_Excerpted records_.
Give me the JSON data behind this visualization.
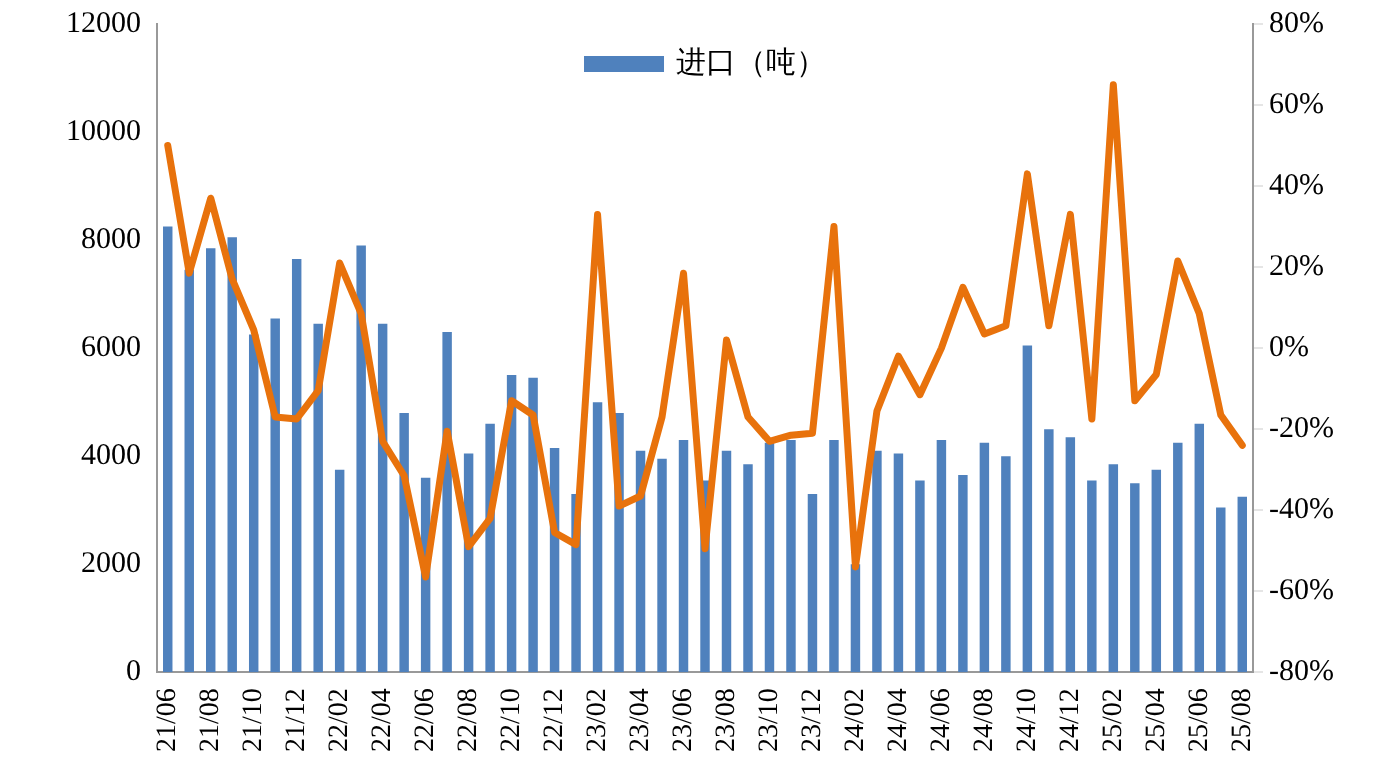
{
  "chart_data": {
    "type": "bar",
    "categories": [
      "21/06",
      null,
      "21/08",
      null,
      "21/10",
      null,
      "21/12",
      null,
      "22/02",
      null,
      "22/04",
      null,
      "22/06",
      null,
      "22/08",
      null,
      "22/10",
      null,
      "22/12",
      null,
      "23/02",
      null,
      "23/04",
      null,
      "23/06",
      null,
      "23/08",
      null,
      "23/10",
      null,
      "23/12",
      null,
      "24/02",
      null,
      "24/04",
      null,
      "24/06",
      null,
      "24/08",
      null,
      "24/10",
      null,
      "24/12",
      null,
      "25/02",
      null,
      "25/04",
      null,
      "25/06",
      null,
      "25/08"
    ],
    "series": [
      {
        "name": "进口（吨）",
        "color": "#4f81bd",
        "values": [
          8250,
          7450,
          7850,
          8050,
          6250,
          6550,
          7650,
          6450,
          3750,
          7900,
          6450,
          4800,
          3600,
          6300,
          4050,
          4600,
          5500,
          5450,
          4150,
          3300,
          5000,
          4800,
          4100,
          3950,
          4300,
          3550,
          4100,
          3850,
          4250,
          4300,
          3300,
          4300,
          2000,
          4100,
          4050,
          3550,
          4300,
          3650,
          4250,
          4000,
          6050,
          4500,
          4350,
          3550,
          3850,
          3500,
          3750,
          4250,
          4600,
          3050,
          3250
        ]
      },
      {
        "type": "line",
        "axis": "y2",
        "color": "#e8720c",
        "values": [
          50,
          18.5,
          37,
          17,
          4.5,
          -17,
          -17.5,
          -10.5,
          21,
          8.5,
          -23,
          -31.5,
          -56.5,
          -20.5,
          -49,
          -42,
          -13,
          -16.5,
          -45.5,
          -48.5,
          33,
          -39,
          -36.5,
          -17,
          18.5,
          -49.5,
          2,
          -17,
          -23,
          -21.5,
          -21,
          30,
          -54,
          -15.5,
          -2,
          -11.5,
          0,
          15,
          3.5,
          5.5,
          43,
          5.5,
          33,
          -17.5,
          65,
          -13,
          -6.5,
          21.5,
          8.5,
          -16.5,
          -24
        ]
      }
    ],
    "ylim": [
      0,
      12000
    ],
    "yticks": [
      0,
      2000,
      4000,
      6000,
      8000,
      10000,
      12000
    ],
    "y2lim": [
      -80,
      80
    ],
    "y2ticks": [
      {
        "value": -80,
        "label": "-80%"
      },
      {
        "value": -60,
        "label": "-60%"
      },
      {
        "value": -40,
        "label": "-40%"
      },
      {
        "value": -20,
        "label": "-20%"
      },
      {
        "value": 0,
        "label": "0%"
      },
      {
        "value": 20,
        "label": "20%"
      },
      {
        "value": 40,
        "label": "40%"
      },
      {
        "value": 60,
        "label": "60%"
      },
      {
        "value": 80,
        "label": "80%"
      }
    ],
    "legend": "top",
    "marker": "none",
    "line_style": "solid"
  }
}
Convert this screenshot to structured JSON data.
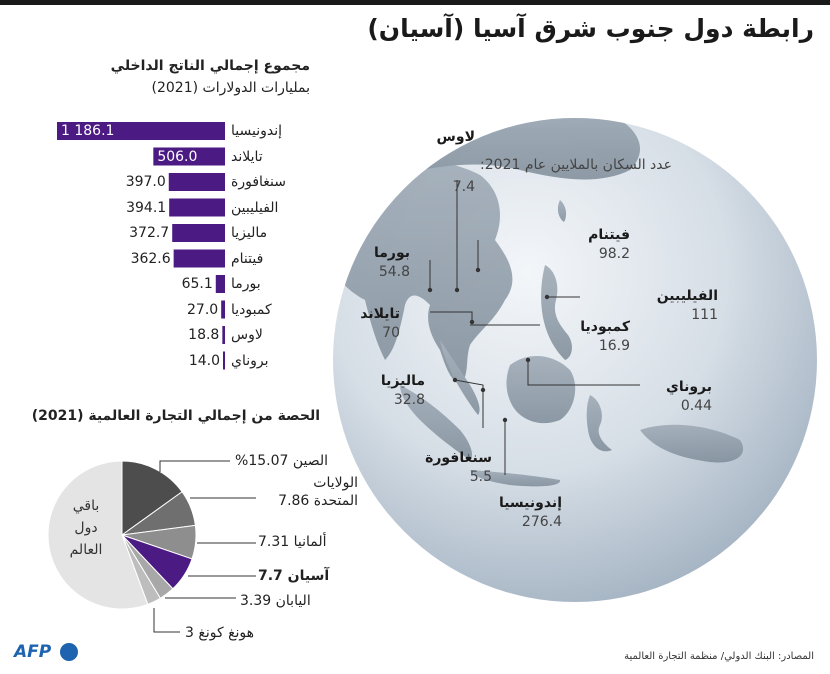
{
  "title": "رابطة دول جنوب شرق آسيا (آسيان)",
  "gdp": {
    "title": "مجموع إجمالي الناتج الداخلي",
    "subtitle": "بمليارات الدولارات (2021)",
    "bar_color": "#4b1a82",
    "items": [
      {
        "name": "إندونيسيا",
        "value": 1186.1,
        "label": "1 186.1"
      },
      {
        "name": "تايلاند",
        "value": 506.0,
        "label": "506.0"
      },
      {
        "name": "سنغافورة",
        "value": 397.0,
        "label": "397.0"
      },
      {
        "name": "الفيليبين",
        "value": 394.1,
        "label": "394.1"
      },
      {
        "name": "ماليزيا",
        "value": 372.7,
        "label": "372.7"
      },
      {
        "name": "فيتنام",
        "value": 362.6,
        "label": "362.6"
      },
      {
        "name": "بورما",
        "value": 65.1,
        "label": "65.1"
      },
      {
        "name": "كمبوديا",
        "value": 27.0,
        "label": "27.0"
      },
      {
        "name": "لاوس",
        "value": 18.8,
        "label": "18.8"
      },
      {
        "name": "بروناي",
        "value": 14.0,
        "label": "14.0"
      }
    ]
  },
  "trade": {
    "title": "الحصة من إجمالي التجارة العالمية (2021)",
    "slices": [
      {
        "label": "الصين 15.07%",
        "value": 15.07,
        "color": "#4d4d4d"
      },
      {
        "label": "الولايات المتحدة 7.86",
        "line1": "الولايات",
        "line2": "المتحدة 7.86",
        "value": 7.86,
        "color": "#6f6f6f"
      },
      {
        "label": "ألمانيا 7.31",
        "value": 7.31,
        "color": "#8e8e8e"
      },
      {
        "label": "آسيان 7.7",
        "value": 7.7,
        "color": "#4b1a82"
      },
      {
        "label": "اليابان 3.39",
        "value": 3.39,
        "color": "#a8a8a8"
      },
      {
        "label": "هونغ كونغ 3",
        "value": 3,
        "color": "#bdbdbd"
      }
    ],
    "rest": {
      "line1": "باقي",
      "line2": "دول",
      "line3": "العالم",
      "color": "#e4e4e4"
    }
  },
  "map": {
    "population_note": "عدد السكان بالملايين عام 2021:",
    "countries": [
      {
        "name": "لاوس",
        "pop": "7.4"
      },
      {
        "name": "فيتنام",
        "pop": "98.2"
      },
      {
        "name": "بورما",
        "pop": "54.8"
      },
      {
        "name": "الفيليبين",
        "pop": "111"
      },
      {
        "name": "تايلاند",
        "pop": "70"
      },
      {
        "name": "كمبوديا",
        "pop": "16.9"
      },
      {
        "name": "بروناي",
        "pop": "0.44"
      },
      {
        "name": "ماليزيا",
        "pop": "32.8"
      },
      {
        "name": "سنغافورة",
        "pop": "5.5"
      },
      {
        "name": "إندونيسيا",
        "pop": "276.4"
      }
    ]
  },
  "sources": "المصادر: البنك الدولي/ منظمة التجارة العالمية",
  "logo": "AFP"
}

_Task goal_. Look through the entries above; copy every line holding the string "العالمية".

_Task response_.
    "title": "الحصة من إجمالي التجارة العالمية (2021)",
  "sources": "المصادر: البنك الدولي/ منظمة التجارة العالمية",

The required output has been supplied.